● **YOUR GOAL**
Using the records provided below, locate and copy each line that contains the word "boys".
__________
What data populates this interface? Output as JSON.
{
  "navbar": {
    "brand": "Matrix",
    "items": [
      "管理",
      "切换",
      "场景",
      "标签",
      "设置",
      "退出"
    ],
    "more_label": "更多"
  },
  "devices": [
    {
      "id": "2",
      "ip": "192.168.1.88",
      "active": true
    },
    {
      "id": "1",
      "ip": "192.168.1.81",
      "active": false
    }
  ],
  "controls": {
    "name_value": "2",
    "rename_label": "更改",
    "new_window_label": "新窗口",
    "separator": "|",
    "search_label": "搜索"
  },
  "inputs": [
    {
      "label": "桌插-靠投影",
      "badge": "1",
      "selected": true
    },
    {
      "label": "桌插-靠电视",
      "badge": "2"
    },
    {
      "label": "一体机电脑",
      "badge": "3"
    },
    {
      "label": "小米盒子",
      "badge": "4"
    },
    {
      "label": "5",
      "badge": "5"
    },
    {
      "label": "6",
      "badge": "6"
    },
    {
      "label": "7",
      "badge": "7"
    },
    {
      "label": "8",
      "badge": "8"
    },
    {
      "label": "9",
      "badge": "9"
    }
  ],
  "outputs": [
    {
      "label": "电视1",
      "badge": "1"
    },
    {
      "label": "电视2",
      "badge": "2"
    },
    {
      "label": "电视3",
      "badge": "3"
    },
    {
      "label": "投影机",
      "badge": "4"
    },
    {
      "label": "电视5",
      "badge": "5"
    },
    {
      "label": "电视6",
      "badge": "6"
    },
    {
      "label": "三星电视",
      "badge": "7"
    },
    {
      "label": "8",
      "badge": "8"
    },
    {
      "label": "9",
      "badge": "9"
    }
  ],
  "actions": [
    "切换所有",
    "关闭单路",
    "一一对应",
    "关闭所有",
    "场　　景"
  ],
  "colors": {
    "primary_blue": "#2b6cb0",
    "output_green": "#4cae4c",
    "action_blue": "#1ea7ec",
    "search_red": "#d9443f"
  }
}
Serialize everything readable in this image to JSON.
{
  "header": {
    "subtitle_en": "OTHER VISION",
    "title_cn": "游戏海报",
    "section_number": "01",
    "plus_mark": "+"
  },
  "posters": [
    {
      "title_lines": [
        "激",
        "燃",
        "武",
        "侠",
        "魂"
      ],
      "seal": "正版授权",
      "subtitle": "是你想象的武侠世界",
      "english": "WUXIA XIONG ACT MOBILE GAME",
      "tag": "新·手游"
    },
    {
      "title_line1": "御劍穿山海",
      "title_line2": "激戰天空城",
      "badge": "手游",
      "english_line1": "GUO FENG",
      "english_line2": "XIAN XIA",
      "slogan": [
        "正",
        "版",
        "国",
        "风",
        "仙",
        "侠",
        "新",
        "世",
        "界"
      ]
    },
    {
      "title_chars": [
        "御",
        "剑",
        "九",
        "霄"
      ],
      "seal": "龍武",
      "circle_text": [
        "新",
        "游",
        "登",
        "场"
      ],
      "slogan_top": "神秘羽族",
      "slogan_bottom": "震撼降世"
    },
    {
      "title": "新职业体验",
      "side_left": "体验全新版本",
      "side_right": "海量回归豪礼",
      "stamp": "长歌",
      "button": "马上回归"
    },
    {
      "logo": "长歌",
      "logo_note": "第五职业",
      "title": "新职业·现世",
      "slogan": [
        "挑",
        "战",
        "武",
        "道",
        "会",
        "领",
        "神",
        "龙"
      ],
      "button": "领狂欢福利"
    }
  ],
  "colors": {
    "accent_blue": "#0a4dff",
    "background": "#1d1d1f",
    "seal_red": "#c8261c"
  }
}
__________
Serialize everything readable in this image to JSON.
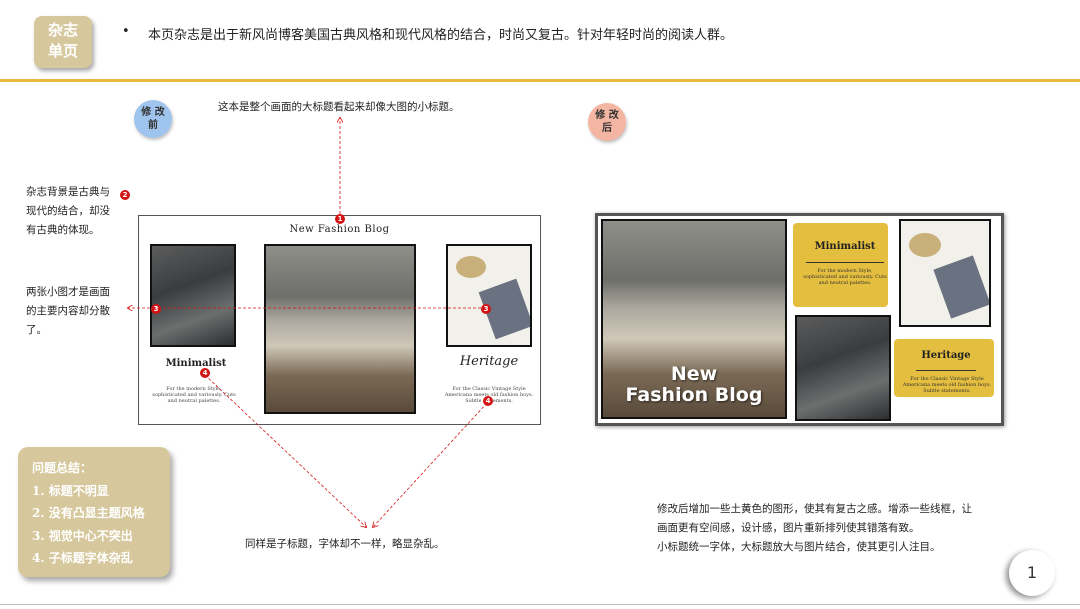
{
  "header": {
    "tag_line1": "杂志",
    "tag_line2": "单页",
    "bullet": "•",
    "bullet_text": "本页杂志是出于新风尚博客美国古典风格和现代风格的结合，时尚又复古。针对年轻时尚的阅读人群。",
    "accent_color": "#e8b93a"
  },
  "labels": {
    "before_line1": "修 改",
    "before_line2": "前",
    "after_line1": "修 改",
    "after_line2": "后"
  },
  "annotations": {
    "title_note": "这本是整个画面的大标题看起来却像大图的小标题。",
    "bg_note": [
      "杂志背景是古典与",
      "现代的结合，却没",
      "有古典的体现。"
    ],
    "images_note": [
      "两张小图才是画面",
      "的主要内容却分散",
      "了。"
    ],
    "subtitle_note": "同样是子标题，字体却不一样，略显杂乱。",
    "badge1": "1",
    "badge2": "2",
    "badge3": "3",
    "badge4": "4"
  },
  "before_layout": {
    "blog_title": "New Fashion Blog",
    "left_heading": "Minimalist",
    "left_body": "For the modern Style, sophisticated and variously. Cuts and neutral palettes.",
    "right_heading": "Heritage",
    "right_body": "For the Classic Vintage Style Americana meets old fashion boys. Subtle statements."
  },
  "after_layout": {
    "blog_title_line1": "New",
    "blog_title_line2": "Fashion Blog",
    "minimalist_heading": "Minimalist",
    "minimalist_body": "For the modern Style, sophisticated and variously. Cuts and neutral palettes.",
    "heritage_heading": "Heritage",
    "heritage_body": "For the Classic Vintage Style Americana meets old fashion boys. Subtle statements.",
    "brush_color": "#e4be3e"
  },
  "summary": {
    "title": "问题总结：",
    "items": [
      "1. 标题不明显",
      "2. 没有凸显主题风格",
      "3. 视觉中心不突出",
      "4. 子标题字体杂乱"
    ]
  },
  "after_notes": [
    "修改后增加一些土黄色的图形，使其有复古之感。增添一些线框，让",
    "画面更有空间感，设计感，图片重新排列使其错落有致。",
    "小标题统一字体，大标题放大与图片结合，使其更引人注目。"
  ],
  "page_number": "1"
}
__________
● **THE RESPONSE**
    "right_body": "For the Classic Vintage Style Americana meets old fashion boys. Subtle statements."
    "heritage_body": "For the Classic Vintage Style Americana meets old fashion boys. Subtle statements.",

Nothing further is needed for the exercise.